● EXERCISE DESCRIPTION
Extract the full set of records, then give each one again exactly.

● DATASET

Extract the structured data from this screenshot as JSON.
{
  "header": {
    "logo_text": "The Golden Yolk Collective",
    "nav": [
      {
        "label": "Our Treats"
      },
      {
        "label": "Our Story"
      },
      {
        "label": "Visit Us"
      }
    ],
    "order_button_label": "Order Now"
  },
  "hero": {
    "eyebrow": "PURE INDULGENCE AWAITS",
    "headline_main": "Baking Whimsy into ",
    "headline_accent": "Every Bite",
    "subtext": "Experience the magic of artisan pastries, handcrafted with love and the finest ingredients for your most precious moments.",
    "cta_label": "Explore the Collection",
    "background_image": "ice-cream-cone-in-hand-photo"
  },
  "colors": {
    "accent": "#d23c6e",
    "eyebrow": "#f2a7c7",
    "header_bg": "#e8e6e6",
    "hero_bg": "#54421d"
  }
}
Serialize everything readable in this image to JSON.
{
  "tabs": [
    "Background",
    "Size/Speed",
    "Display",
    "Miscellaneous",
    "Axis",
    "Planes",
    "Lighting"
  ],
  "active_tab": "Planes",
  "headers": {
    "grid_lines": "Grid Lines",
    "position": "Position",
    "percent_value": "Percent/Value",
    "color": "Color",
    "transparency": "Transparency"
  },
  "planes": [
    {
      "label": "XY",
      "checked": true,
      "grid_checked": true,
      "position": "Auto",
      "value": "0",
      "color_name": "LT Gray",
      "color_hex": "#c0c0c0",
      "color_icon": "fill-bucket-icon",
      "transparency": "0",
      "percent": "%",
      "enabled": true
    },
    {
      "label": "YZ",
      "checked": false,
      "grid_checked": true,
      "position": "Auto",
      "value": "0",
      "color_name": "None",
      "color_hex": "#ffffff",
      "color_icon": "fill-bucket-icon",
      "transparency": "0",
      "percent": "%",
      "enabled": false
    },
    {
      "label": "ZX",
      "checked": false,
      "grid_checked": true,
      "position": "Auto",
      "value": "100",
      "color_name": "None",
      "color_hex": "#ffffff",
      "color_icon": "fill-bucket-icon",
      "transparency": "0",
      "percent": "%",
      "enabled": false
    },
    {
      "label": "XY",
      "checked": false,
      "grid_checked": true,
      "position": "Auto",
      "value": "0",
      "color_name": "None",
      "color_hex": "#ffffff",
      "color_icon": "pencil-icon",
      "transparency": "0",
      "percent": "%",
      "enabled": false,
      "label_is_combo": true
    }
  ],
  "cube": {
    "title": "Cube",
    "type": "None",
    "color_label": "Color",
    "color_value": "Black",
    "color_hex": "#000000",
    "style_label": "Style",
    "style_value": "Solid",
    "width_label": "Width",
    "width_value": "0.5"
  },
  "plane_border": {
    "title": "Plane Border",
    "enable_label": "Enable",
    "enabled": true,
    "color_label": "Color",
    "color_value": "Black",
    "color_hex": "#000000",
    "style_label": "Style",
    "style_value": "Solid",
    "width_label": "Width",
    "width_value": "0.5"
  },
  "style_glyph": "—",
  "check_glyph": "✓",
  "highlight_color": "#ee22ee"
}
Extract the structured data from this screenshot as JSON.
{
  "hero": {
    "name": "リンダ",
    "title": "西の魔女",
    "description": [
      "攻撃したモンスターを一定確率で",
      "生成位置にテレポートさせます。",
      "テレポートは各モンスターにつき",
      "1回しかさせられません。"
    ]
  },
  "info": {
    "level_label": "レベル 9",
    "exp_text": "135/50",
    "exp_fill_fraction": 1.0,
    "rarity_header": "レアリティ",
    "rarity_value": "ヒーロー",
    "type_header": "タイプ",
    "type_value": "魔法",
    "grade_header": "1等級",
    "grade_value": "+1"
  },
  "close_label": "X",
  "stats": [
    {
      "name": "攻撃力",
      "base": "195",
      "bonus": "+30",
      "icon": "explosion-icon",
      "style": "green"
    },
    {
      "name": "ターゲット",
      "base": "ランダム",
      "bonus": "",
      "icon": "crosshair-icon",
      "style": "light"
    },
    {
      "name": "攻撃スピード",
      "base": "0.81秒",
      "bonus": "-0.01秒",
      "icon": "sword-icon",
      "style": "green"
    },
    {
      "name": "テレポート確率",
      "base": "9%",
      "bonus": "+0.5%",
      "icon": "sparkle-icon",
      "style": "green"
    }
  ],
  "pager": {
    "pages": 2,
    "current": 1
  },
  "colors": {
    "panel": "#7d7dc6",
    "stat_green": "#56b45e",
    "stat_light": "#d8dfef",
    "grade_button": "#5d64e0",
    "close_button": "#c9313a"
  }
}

● TASK RESULT
Extract the structured data from this screenshot as JSON.
{
  "header": {
    "logo_text": "The Golden Yolk Collective",
    "nav": [
      {
        "label": "Our Treats"
      },
      {
        "label": "Our Story"
      },
      {
        "label": "Visit Us"
      }
    ],
    "order_button_label": "Order Now"
  },
  "hero": {
    "eyebrow": "PURE INDULGENCE AWAITS",
    "headline_main": "Baking Whimsy into ",
    "headline_accent": "Every Bite",
    "subtext": "Experience the magic of artisan pastries, handcrafted with love and the finest ingredients for your most precious moments.",
    "cta_label": "Explore the Collection",
    "background_image": "ice-cream-cone-in-hand-photo"
  },
  "colors": {
    "accent": "#d23c6e",
    "eyebrow": "#f2a7c7",
    "header_bg": "#e8e6e6",
    "hero_bg": "#54421d"
  }
}
Serialize everything readable in this image to JSON.
{
  "tabs": [
    "Background",
    "Size/Speed",
    "Display",
    "Miscellaneous",
    "Axis",
    "Planes",
    "Lighting"
  ],
  "active_tab": "Planes",
  "headers": {
    "grid_lines": "Grid Lines",
    "position": "Position",
    "percent_value": "Percent/Value",
    "color": "Color",
    "transparency": "Transparency"
  },
  "planes": [
    {
      "label": "XY",
      "checked": true,
      "grid_checked": true,
      "position": "Auto",
      "value": "0",
      "color_name": "LT Gray",
      "color_hex": "#c0c0c0",
      "color_icon": "fill-bucket-icon",
      "transparency": "0",
      "percent": "%",
      "enabled": true
    },
    {
      "label": "YZ",
      "checked": false,
      "grid_checked": true,
      "position": "Auto",
      "value": "0",
      "color_name": "None",
      "color_hex": "#ffffff",
      "color_icon": "fill-bucket-icon",
      "transparency": "0",
      "percent": "%",
      "enabled": false
    },
    {
      "label": "ZX",
      "checked": false,
      "grid_checked": true,
      "position": "Auto",
      "value": "100",
      "color_name": "None",
      "color_hex": "#ffffff",
      "color_icon": "fill-bucket-icon",
      "transparency": "0",
      "percent": "%",
      "enabled": false
    },
    {
      "label": "XY",
      "checked": false,
      "grid_checked": true,
      "position": "Auto",
      "value": "0",
      "color_name": "None",
      "color_hex": "#ffffff",
      "color_icon": "pencil-icon",
      "transparency": "0",
      "percent": "%",
      "enabled": false,
      "label_is_combo": true
    }
  ],
  "cube": {
    "title": "Cube",
    "type": "None",
    "color_label": "Color",
    "color_value": "Black",
    "color_hex": "#000000",
    "style_label": "Style",
    "style_value": "Solid",
    "width_label": "Width",
    "width_value": "0.5"
  },
  "plane_border": {
    "title": "Plane Border",
    "enable_label": "Enable",
    "enabled": true,
    "color_label": "Color",
    "color_value": "Black",
    "color_hex": "#000000",
    "style_label": "Style",
    "style_value": "Solid",
    "width_label": "Width",
    "width_value": "0.5"
  },
  "style_glyph": "—",
  "check_glyph": "✓",
  "highlight_color": "#ee22ee"
}
Extract the structured data from this screenshot as JSON.
{
  "hero": {
    "name": "リンダ",
    "title": "西の魔女",
    "description": [
      "攻撃したモンスターを一定確率で",
      "生成位置にテレポートさせます。",
      "テレポートは各モンスターにつき",
      "1回しかさせられません。"
    ]
  },
  "info": {
    "level_label": "レベル 9",
    "exp_text": "135/50",
    "exp_fill_fraction": 1.0,
    "rarity_header": "レアリティ",
    "rarity_value": "ヒーロー",
    "type_header": "タイプ",
    "type_value": "魔法",
    "grade_header": "1等級",
    "grade_value": "+1"
  },
  "close_label": "X",
  "stats": [
    {
      "name": "攻撃力",
      "base": "195",
      "bonus": "+30",
      "icon": "explosion-icon",
      "style": "green"
    },
    {
      "name": "ターゲット",
      "base": "ランダム",
      "bonus": "",
      "icon": "crosshair-icon",
      "style": "light"
    },
    {
      "name": "攻撃スピード",
      "base": "0.81秒",
      "bonus": "-0.01秒",
      "icon": "sword-icon",
      "style": "green"
    },
    {
      "name": "テレポート確率",
      "base": "9%",
      "bonus": "+0.5%",
      "icon": "sparkle-icon",
      "style": "green"
    }
  ],
  "pager": {
    "pages": 2,
    "current": 1
  },
  "colors": {
    "panel": "#7d7dc6",
    "stat_green": "#56b45e",
    "stat_light": "#d8dfef",
    "grade_button": "#5d64e0",
    "close_button": "#c9313a"
  }
}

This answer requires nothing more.